======== GIVEN ENTRIES

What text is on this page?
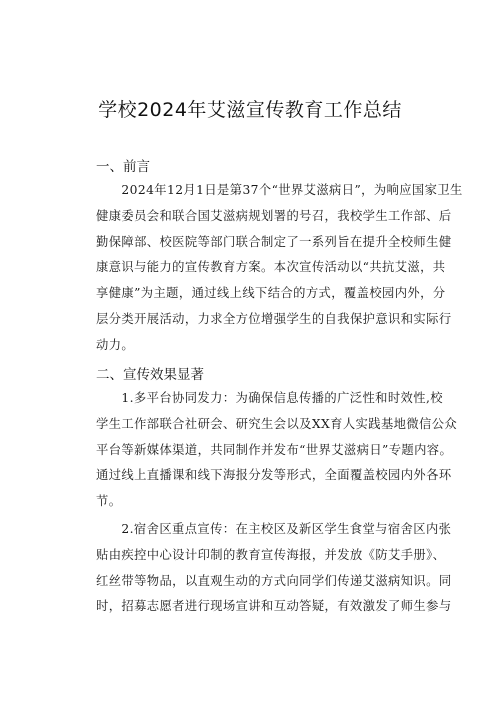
学校2024年艾滋宣传教育工作总结
一、前言

　　2024年12月1日是第37个“世界艾滋病日”，为响应国家卫生
健康委员会和联合国艾滋病规划署的号召，我校学生工作部、后
勤保障部、校医院等部门联合制定了一系列旨在提升全校师生健
康意识与能力的宣传教育方案。本次宣传活动以“共抗艾滋，共
享健康”为主题，通过线上线下结合的方式，覆盖校园内外，分
层分类开展活动，力求全方位增强学生的自我保护意识和实际行
动力。

二、宣传效果显著

　　1.多平台协同发力：为确保信息传播的广泛性和时效性,校
学生工作部联合社研会、研究生会以及XX育人实践基地微信公众
平台等新媒体渠道，共同制作并发布“世界艾滋病日”专题内容。
通过线上直播课和线下海报分发等形式，全面覆盖校园内外各环
节。

　　2.宿舍区重点宣传：在主校区及新区学生食堂与宿舍区内张
贴由疾控中心设计印制的教育宣传海报，并发放《防艾手册》、
红丝带等物品，以直观生动的方式向同学们传递艾滋病知识。同
时，招募志愿者进行现场宣讲和互动答疑，有效激发了师生参与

================

TASK BRIEF: Pictures are to be left out; all else in the entries above is to be quoted exactly.

ANSWER TO THIS EXERCISE:
What text is on this page?
学校2024年艾滋宣传教育工作总结
一、前言

　　2024年12月1日是第37个“世界艾滋病日”，为响应国家卫生
健康委员会和联合国艾滋病规划署的号召，我校学生工作部、后
勤保障部、校医院等部门联合制定了一系列旨在提升全校师生健
康意识与能力的宣传教育方案。本次宣传活动以“共抗艾滋，共
享健康”为主题，通过线上线下结合的方式，覆盖校园内外，分
层分类开展活动，力求全方位增强学生的自我保护意识和实际行
动力。

二、宣传效果显著

　　1.多平台协同发力：为确保信息传播的广泛性和时效性,校
学生工作部联合社研会、研究生会以及XX育人实践基地微信公众
平台等新媒体渠道，共同制作并发布“世界艾滋病日”专题内容。
通过线上直播课和线下海报分发等形式，全面覆盖校园内外各环
节。

　　2.宿舍区重点宣传：在主校区及新区学生食堂与宿舍区内张
贴由疾控中心设计印制的教育宣传海报，并发放《防艾手册》、
红丝带等物品，以直观生动的方式向同学们传递艾滋病知识。同
时，招募志愿者进行现场宣讲和互动答疑，有效激发了师生参与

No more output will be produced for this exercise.